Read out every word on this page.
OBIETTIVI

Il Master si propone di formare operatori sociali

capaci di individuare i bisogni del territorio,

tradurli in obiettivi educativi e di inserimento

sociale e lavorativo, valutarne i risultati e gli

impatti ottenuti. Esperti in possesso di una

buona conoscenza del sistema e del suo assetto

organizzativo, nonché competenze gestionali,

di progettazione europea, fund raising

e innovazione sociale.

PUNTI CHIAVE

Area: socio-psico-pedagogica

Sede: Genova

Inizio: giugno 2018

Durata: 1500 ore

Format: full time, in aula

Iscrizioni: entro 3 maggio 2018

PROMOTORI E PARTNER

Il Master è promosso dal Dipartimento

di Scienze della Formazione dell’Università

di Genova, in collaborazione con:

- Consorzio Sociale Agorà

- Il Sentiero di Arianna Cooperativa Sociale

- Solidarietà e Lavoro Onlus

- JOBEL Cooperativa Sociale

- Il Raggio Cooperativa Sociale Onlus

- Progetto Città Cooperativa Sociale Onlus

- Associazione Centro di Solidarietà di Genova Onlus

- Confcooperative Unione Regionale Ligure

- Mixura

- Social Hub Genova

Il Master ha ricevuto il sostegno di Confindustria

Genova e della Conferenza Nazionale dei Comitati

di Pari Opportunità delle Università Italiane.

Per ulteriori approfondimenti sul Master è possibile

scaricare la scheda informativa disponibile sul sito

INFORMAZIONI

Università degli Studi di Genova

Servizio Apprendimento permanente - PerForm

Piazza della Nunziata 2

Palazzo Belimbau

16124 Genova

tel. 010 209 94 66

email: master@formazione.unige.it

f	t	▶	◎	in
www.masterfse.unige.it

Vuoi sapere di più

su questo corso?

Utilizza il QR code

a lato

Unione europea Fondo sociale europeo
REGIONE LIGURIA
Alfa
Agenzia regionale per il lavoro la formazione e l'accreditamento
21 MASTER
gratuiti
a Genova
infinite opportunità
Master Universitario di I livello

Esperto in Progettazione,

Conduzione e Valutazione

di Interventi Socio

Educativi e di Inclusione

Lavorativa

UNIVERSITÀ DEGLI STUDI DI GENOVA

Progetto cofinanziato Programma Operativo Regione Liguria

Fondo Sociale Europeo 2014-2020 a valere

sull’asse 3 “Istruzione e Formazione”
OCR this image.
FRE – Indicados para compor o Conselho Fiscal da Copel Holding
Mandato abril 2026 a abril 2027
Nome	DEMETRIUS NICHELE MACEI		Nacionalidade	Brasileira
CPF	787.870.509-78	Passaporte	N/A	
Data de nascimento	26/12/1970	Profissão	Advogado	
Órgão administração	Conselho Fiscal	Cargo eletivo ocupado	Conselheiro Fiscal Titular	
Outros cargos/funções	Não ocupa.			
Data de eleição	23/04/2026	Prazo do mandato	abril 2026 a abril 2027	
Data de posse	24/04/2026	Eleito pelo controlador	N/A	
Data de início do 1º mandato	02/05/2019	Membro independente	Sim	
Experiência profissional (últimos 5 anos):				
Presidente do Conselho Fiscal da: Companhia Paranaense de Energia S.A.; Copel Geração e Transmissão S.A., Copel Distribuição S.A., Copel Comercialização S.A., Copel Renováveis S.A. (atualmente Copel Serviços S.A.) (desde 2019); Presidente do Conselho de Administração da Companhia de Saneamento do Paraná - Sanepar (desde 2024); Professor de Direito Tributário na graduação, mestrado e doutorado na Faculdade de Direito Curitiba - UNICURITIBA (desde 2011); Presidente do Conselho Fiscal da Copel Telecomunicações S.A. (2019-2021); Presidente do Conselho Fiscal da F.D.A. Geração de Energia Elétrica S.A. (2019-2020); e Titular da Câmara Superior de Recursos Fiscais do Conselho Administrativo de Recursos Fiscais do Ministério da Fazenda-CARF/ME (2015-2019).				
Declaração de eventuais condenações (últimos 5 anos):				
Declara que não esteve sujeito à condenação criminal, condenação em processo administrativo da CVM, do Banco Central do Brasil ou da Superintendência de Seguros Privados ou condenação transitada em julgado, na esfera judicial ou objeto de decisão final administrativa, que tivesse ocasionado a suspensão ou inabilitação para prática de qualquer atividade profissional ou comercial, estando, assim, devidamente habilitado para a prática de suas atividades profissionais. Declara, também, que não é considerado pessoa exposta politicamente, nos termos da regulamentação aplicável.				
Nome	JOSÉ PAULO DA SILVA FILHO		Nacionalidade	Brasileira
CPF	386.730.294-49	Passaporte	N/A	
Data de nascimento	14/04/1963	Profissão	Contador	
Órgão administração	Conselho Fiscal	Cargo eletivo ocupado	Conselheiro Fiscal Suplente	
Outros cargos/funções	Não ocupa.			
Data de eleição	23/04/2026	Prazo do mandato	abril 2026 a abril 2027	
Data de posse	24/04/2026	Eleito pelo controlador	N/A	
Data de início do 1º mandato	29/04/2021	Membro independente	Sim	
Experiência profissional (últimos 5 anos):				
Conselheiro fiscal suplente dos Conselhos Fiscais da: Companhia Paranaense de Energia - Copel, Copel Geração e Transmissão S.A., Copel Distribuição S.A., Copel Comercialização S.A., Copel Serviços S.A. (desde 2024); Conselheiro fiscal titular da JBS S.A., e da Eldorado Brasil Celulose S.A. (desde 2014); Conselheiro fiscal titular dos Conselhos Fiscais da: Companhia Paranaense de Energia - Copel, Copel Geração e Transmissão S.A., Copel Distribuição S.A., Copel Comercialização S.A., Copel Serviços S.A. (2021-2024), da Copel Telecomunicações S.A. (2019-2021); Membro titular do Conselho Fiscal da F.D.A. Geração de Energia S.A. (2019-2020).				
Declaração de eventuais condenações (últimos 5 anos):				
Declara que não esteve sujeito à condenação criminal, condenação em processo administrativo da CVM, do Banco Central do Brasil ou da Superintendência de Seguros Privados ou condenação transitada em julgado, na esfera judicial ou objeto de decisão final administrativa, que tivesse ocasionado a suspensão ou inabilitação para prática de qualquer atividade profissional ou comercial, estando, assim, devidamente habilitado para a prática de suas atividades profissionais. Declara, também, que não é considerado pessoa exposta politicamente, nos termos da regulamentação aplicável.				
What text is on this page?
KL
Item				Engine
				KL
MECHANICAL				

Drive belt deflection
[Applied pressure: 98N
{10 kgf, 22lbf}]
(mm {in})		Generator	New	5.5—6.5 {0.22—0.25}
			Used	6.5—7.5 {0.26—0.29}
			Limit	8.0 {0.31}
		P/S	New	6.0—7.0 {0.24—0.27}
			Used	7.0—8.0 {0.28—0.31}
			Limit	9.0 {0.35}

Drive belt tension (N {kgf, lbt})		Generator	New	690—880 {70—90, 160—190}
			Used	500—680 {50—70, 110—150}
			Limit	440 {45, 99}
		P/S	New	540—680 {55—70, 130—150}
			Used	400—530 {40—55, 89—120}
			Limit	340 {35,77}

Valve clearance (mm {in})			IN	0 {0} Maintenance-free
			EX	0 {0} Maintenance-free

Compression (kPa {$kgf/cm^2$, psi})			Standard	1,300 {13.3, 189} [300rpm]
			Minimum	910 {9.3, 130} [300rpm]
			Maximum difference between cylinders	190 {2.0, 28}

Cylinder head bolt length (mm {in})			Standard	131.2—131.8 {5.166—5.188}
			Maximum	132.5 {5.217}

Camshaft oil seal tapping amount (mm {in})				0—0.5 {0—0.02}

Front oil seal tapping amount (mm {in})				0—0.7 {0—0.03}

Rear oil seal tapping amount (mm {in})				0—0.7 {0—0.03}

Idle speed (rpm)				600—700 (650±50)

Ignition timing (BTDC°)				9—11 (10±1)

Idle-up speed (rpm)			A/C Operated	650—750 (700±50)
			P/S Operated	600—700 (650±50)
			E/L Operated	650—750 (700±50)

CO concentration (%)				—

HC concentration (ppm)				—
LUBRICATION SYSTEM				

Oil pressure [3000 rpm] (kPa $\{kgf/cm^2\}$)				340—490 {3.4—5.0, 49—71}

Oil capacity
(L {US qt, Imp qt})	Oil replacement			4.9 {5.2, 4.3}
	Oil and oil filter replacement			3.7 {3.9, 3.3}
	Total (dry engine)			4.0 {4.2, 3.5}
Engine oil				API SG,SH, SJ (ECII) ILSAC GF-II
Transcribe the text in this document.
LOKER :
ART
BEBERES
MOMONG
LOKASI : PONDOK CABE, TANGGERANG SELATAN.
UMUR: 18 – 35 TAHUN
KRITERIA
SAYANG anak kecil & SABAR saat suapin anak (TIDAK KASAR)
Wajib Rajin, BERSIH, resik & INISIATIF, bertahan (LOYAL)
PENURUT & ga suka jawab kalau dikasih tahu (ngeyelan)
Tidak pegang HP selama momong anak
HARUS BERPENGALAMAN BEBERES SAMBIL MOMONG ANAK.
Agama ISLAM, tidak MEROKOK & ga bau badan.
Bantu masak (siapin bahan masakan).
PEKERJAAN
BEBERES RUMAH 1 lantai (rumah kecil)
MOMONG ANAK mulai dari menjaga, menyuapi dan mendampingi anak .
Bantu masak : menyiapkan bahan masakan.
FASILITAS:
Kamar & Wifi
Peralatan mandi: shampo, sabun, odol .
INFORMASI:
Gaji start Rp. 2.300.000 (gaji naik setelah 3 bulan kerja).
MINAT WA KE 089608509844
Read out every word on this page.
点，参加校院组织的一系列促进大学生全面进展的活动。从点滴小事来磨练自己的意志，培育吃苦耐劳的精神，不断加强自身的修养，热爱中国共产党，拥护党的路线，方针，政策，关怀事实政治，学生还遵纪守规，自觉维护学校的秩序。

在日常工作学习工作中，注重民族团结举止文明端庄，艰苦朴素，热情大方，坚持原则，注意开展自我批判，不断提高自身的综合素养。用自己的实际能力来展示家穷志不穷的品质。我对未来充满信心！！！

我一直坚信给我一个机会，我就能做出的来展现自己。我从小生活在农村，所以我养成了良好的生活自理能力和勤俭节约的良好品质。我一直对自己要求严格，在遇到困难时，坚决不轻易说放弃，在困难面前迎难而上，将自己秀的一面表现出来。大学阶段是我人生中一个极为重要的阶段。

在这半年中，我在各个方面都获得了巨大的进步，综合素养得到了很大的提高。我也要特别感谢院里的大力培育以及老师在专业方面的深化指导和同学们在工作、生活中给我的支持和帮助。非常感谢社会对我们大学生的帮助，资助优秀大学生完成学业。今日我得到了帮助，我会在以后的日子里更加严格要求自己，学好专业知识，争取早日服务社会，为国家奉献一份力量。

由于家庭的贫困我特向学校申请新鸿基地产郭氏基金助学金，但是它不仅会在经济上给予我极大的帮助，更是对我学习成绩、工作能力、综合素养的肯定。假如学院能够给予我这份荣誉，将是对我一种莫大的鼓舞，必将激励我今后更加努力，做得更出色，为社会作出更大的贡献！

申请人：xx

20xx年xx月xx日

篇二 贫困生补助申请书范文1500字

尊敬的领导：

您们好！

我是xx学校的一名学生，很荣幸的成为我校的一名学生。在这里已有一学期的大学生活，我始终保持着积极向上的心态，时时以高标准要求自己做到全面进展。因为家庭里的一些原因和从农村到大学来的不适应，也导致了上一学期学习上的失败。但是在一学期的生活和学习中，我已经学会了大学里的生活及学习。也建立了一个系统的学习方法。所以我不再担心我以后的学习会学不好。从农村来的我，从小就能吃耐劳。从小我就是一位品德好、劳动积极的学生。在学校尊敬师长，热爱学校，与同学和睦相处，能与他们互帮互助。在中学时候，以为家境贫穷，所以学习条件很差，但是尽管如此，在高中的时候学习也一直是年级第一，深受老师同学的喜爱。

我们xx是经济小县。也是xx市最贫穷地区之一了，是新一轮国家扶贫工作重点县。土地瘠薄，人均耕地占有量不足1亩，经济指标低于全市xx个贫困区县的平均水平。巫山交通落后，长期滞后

##########

WHAT IS REQUIRED:
Which lines hold the string "amount"? Copy all of them from the data above.

FULL RESPONSE:
Camshaft oil seal tapping amount (mm {in})				0—0.5 {0—0.02}
Front oil seal tapping amount (mm {in})				0—0.7 {0—0.03}
Rear oil seal tapping amount (mm {in})				0—0.7 {0—0.03}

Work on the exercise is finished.